((

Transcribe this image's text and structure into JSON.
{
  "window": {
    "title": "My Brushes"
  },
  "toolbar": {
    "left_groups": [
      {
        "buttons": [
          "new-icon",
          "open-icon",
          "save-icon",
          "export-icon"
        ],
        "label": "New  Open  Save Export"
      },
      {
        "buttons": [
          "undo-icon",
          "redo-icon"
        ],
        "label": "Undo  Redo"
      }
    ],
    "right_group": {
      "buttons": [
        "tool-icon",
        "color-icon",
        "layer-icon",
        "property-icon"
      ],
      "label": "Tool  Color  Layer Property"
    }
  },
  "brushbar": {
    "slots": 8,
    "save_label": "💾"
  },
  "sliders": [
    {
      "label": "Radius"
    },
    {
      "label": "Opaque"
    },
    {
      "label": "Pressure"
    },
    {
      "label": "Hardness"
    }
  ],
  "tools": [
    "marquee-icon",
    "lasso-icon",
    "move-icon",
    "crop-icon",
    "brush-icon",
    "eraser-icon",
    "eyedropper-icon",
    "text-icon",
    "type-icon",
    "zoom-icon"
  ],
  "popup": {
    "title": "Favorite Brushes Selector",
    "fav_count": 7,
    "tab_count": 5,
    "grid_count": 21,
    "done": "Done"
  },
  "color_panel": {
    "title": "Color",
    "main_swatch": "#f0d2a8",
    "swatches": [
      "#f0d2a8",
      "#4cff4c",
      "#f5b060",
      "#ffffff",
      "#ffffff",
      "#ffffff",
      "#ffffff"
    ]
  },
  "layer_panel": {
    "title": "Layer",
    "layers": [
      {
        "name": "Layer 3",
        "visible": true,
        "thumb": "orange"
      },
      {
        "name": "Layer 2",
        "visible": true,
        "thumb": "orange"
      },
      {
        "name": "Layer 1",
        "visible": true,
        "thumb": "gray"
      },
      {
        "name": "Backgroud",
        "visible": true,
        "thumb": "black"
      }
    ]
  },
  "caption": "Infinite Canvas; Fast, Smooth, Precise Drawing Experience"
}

))

TASK REQUIREMENTS: Every entry needs to be retyped exactly.

WRITTEN SOLUTION:
Transcribe this image's text and structure into JSON.
{
  "window": {
    "title": "My Brushes"
  },
  "toolbar": {
    "left_groups": [
      {
        "buttons": [
          "new-icon",
          "open-icon",
          "save-icon",
          "export-icon"
        ],
        "label": "New  Open  Save Export"
      },
      {
        "buttons": [
          "undo-icon",
          "redo-icon"
        ],
        "label": "Undo  Redo"
      }
    ],
    "right_group": {
      "buttons": [
        "tool-icon",
        "color-icon",
        "layer-icon",
        "property-icon"
      ],
      "label": "Tool  Color  Layer Property"
    }
  },
  "brushbar": {
    "slots": 8,
    "save_label": "💾"
  },
  "sliders": [
    {
      "label": "Radius"
    },
    {
      "label": "Opaque"
    },
    {
      "label": "Pressure"
    },
    {
      "label": "Hardness"
    }
  ],
  "tools": [
    "marquee-icon",
    "lasso-icon",
    "move-icon",
    "crop-icon",
    "brush-icon",
    "eraser-icon",
    "eyedropper-icon",
    "text-icon",
    "type-icon",
    "zoom-icon"
  ],
  "popup": {
    "title": "Favorite Brushes Selector",
    "fav_count": 7,
    "tab_count": 5,
    "grid_count": 21,
    "done": "Done"
  },
  "color_panel": {
    "title": "Color",
    "main_swatch": "#f0d2a8",
    "swatches": [
      "#f0d2a8",
      "#4cff4c",
      "#f5b060",
      "#ffffff",
      "#ffffff",
      "#ffffff",
      "#ffffff"
    ]
  },
  "layer_panel": {
    "title": "Layer",
    "layers": [
      {
        "name": "Layer 3",
        "visible": true,
        "thumb": "orange"
      },
      {
        "name": "Layer 2",
        "visible": true,
        "thumb": "orange"
      },
      {
        "name": "Layer 1",
        "visible": true,
        "thumb": "gray"
      },
      {
        "name": "Backgroud",
        "visible": true,
        "thumb": "black"
      }
    ]
  },
  "caption": "Infinite Canvas; Fast, Smooth, Precise Drawing Experience"
}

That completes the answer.